§ The task
Reproduce every entry exactly and leave its pictures out.

[Dataset rows about figures]
____________

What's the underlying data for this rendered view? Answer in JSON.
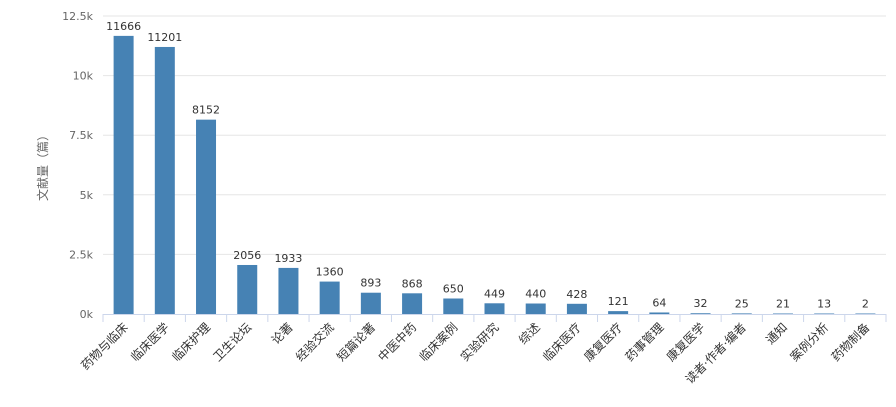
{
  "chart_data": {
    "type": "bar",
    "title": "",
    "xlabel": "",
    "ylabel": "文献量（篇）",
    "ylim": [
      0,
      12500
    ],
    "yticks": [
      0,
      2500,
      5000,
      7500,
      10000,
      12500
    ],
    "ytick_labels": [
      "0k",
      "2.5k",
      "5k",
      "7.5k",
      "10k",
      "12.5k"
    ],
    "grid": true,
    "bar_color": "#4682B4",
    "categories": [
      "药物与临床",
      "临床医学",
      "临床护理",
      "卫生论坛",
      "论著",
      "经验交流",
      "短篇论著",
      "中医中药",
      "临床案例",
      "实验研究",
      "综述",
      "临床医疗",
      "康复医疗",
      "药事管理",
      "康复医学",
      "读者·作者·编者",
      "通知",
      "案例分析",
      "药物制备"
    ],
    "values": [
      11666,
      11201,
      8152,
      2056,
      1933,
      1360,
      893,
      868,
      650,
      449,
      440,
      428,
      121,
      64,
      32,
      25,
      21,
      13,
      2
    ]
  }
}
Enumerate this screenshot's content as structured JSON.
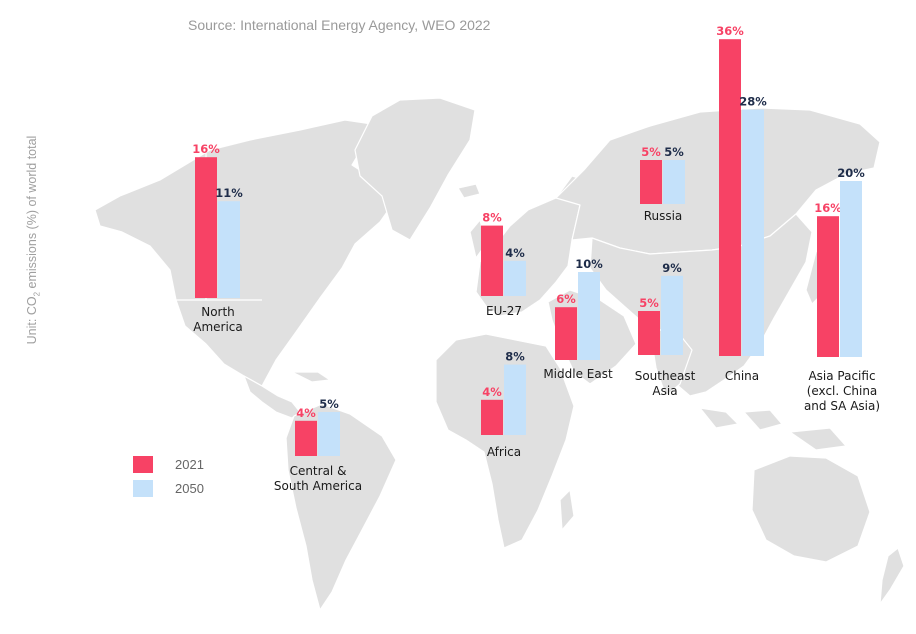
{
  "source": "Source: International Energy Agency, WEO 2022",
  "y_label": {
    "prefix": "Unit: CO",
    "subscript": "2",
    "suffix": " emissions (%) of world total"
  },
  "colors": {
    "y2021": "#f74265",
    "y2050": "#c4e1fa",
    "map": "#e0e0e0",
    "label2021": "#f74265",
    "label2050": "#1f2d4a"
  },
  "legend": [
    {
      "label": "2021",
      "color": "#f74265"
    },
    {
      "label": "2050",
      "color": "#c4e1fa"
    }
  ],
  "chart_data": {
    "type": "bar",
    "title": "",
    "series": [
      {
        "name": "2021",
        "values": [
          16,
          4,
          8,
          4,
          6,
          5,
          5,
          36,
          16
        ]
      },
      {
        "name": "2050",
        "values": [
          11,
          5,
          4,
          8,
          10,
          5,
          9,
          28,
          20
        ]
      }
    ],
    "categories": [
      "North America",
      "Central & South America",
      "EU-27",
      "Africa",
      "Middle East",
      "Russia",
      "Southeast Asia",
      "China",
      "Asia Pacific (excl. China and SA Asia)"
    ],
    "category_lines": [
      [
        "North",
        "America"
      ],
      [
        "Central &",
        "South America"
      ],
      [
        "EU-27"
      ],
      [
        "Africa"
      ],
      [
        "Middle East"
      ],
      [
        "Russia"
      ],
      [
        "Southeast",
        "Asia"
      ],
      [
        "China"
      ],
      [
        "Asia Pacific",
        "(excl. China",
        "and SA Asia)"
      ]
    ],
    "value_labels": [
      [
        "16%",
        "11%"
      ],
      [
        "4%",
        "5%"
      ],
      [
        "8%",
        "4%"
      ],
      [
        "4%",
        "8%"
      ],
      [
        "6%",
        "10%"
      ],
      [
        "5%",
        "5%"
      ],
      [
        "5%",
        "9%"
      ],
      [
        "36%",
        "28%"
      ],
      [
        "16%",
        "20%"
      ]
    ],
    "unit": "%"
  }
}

____________

§ Solution for this task
What's the underlying data for this rendered view? Answer in JSON.
{
  "chart_data": {
    "type": "bar",
    "title": "",
    "xlabel": "",
    "ylabel": "文献量（篇）",
    "ylim": [
      0,
      12500
    ],
    "yticks": [
      0,
      2500,
      5000,
      7500,
      10000,
      12500
    ],
    "ytick_labels": [
      "0k",
      "2.5k",
      "5k",
      "7.5k",
      "10k",
      "12.5k"
    ],
    "grid": true,
    "bar_color": "#4682B4",
    "categories": [
      "药物与临床",
      "临床医学",
      "临床护理",
      "卫生论坛",
      "论著",
      "经验交流",
      "短篇论著",
      "中医中药",
      "临床案例",
      "实验研究",
      "综述",
      "临床医疗",
      "康复医疗",
      "药事管理",
      "康复医学",
      "读者·作者·编者",
      "通知",
      "案例分析",
      "药物制备"
    ],
    "values": [
      11666,
      11201,
      8152,
      2056,
      1933,
      1360,
      893,
      868,
      650,
      449,
      440,
      428,
      121,
      64,
      32,
      25,
      21,
      13,
      2
    ]
  }
}
Enumerate this screenshot's content as structured JSON.
{
  "source": "Source: International Energy Agency, WEO 2022",
  "y_label": {
    "prefix": "Unit: CO",
    "subscript": "2",
    "suffix": " emissions (%) of world total"
  },
  "colors": {
    "y2021": "#f74265",
    "y2050": "#c4e1fa",
    "map": "#e0e0e0",
    "label2021": "#f74265",
    "label2050": "#1f2d4a"
  },
  "legend": [
    {
      "label": "2021",
      "color": "#f74265"
    },
    {
      "label": "2050",
      "color": "#c4e1fa"
    }
  ],
  "chart_data": {
    "type": "bar",
    "title": "",
    "series": [
      {
        "name": "2021",
        "values": [
          16,
          4,
          8,
          4,
          6,
          5,
          5,
          36,
          16
        ]
      },
      {
        "name": "2050",
        "values": [
          11,
          5,
          4,
          8,
          10,
          5,
          9,
          28,
          20
        ]
      }
    ],
    "categories": [
      "North America",
      "Central & South America",
      "EU-27",
      "Africa",
      "Middle East",
      "Russia",
      "Southeast Asia",
      "China",
      "Asia Pacific (excl. China and SA Asia)"
    ],
    "category_lines": [
      [
        "North",
        "America"
      ],
      [
        "Central &",
        "South America"
      ],
      [
        "EU-27"
      ],
      [
        "Africa"
      ],
      [
        "Middle East"
      ],
      [
        "Russia"
      ],
      [
        "Southeast",
        "Asia"
      ],
      [
        "China"
      ],
      [
        "Asia Pacific",
        "(excl. China",
        "and SA Asia)"
      ]
    ],
    "value_labels": [
      [
        "16%",
        "11%"
      ],
      [
        "4%",
        "5%"
      ],
      [
        "8%",
        "4%"
      ],
      [
        "4%",
        "8%"
      ],
      [
        "6%",
        "10%"
      ],
      [
        "5%",
        "5%"
      ],
      [
        "5%",
        "9%"
      ],
      [
        "36%",
        "28%"
      ],
      [
        "16%",
        "20%"
      ]
    ],
    "unit": "%"
  }
}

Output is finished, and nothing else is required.